# Task statement
Would you output the whole listing below, exactly as it reads?

* begin *

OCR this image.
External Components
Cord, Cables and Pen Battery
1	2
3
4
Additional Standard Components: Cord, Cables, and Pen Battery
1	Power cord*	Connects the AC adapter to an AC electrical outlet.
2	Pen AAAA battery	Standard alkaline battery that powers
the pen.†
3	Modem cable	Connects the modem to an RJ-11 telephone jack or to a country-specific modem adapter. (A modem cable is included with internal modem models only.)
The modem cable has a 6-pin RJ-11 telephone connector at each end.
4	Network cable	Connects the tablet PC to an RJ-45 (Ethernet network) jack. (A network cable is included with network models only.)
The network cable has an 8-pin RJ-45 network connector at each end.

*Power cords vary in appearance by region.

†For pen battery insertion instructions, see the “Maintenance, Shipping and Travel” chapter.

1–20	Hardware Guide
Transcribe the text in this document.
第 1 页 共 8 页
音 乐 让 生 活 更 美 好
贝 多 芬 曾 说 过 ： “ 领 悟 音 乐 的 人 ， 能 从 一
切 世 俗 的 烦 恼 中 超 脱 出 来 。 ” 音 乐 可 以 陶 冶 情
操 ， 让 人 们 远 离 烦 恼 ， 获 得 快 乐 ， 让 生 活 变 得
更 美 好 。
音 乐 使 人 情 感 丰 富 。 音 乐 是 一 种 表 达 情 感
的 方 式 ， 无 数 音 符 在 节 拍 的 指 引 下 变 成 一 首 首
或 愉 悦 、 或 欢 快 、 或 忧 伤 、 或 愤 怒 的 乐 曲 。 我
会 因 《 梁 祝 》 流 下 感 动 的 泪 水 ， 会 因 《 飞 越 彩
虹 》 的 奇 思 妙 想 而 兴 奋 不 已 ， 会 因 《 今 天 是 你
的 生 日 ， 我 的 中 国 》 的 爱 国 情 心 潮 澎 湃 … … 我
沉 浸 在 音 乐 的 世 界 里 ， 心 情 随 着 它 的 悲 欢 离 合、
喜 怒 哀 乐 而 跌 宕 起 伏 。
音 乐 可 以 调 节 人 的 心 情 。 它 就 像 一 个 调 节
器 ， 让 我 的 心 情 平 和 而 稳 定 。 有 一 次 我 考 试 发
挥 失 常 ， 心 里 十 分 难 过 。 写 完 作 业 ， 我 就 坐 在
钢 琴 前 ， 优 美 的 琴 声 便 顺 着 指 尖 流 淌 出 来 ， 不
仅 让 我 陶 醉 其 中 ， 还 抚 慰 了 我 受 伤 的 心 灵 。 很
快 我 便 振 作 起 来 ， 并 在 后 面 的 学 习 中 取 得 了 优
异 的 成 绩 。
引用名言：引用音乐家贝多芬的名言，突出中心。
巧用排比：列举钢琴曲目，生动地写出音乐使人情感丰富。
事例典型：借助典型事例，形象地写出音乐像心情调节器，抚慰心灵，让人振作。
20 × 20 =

* end *

# Complete answer
OCR this image.
External Components
Cord, Cables and Pen Battery
1	2
3
4
Additional Standard Components: Cord, Cables, and Pen Battery
1	Power cord*	Connects the AC adapter to an AC electrical outlet.
2	Pen AAAA battery	Standard alkaline battery that powers
the pen.†
3	Modem cable	Connects the modem to an RJ-11 telephone jack or to a country-specific modem adapter. (A modem cable is included with internal modem models only.)
The modem cable has a 6-pin RJ-11 telephone connector at each end.
4	Network cable	Connects the tablet PC to an RJ-45 (Ethernet network) jack. (A network cable is included with network models only.)
The network cable has an 8-pin RJ-45 network connector at each end.

*Power cords vary in appearance by region.

†For pen battery insertion instructions, see the “Maintenance, Shipping and Travel” chapter.

1–20	Hardware Guide
Transcribe the text in this document.
第 1 页 共 8 页
音 乐 让 生 活 更 美 好
贝 多 芬 曾 说 过 ： “ 领 悟 音 乐 的 人 ， 能 从 一
切 世 俗 的 烦 恼 中 超 脱 出 来 。 ” 音 乐 可 以 陶 冶 情
操 ， 让 人 们 远 离 烦 恼 ， 获 得 快 乐 ， 让 生 活 变 得
更 美 好 。
音 乐 使 人 情 感 丰 富 。 音 乐 是 一 种 表 达 情 感
的 方 式 ， 无 数 音 符 在 节 拍 的 指 引 下 变 成 一 首 首
或 愉 悦 、 或 欢 快 、 或 忧 伤 、 或 愤 怒 的 乐 曲 。 我
会 因 《 梁 祝 》 流 下 感 动 的 泪 水 ， 会 因 《 飞 越 彩
虹 》 的 奇 思 妙 想 而 兴 奋 不 已 ， 会 因 《 今 天 是 你
的 生 日 ， 我 的 中 国 》 的 爱 国 情 心 潮 澎 湃 … … 我
沉 浸 在 音 乐 的 世 界 里 ， 心 情 随 着 它 的 悲 欢 离 合、
喜 怒 哀 乐 而 跌 宕 起 伏 。
音 乐 可 以 调 节 人 的 心 情 。 它 就 像 一 个 调 节
器 ， 让 我 的 心 情 平 和 而 稳 定 。 有 一 次 我 考 试 发
挥 失 常 ， 心 里 十 分 难 过 。 写 完 作 业 ， 我 就 坐 在
钢 琴 前 ， 优 美 的 琴 声 便 顺 着 指 尖 流 淌 出 来 ， 不
仅 让 我 陶 醉 其 中 ， 还 抚 慰 了 我 受 伤 的 心 灵 。 很
快 我 便 振 作 起 来 ， 并 在 后 面 的 学 习 中 取 得 了 优
异 的 成 绩 。
引用名言：引用音乐家贝多芬的名言，突出中心。
巧用排比：列举钢琴曲目，生动地写出音乐使人情感丰富。
事例典型：借助典型事例，形象地写出音乐像心情调节器，抚慰心灵，让人振作。
20 × 20 =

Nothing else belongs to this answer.